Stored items
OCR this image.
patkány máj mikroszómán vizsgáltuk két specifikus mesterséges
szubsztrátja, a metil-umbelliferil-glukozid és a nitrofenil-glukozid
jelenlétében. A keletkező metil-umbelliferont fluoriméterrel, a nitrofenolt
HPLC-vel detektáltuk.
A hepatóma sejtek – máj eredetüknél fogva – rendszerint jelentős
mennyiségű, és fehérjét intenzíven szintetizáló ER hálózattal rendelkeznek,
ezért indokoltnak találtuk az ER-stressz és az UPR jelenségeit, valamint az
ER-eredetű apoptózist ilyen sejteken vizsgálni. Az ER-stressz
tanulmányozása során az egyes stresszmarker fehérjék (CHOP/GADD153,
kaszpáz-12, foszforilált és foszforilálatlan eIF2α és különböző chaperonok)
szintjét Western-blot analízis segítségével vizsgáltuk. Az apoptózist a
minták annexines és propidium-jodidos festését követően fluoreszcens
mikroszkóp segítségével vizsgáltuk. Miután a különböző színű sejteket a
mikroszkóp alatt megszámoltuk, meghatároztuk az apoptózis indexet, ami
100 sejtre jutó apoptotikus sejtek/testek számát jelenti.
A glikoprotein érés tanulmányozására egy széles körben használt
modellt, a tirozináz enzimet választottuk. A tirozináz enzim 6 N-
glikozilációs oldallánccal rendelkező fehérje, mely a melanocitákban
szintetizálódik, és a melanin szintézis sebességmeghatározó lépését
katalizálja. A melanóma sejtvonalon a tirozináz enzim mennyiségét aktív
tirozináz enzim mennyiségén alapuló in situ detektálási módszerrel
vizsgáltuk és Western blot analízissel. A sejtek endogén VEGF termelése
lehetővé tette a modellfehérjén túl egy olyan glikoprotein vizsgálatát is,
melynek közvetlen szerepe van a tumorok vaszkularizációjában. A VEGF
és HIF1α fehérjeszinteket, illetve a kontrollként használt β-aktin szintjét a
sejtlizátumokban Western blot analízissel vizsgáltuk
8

→ Task to carry out
Write each line of the data above out again without altering a word.

→ Reply
OCR this image.
patkány máj mikroszómán vizsgáltuk két specifikus mesterséges
szubsztrátja, a metil-umbelliferil-glukozid és a nitrofenil-glukozid
jelenlétében. A keletkező metil-umbelliferont fluoriméterrel, a nitrofenolt
HPLC-vel detektáltuk.
A hepatóma sejtek – máj eredetüknél fogva – rendszerint jelentős
mennyiségű, és fehérjét intenzíven szintetizáló ER hálózattal rendelkeznek,
ezért indokoltnak találtuk az ER-stressz és az UPR jelenségeit, valamint az
ER-eredetű apoptózist ilyen sejteken vizsgálni. Az ER-stressz
tanulmányozása során az egyes stresszmarker fehérjék (CHOP/GADD153,
kaszpáz-12, foszforilált és foszforilálatlan eIF2α és különböző chaperonok)
szintjét Western-blot analízis segítségével vizsgáltuk. Az apoptózist a
minták annexines és propidium-jodidos festését követően fluoreszcens
mikroszkóp segítségével vizsgáltuk. Miután a különböző színű sejteket a
mikroszkóp alatt megszámoltuk, meghatároztuk az apoptózis indexet, ami
100 sejtre jutó apoptotikus sejtek/testek számát jelenti.
A glikoprotein érés tanulmányozására egy széles körben használt
modellt, a tirozináz enzimet választottuk. A tirozináz enzim 6 N-
glikozilációs oldallánccal rendelkező fehérje, mely a melanocitákban
szintetizálódik, és a melanin szintézis sebességmeghatározó lépését
katalizálja. A melanóma sejtvonalon a tirozináz enzim mennyiségét aktív
tirozináz enzim mennyiségén alapuló in situ detektálási módszerrel
vizsgáltuk és Western blot analízissel. A sejtek endogén VEGF termelése
lehetővé tette a modellfehérjén túl egy olyan glikoprotein vizsgálatát is,
melynek közvetlen szerepe van a tumorok vaszkularizációjában. A VEGF
és HIF1α fehérjeszinteket, illetve a kontrollként használt β-aktin szintjét a
sejtlizátumokban Western blot analízissel vizsgáltuk
8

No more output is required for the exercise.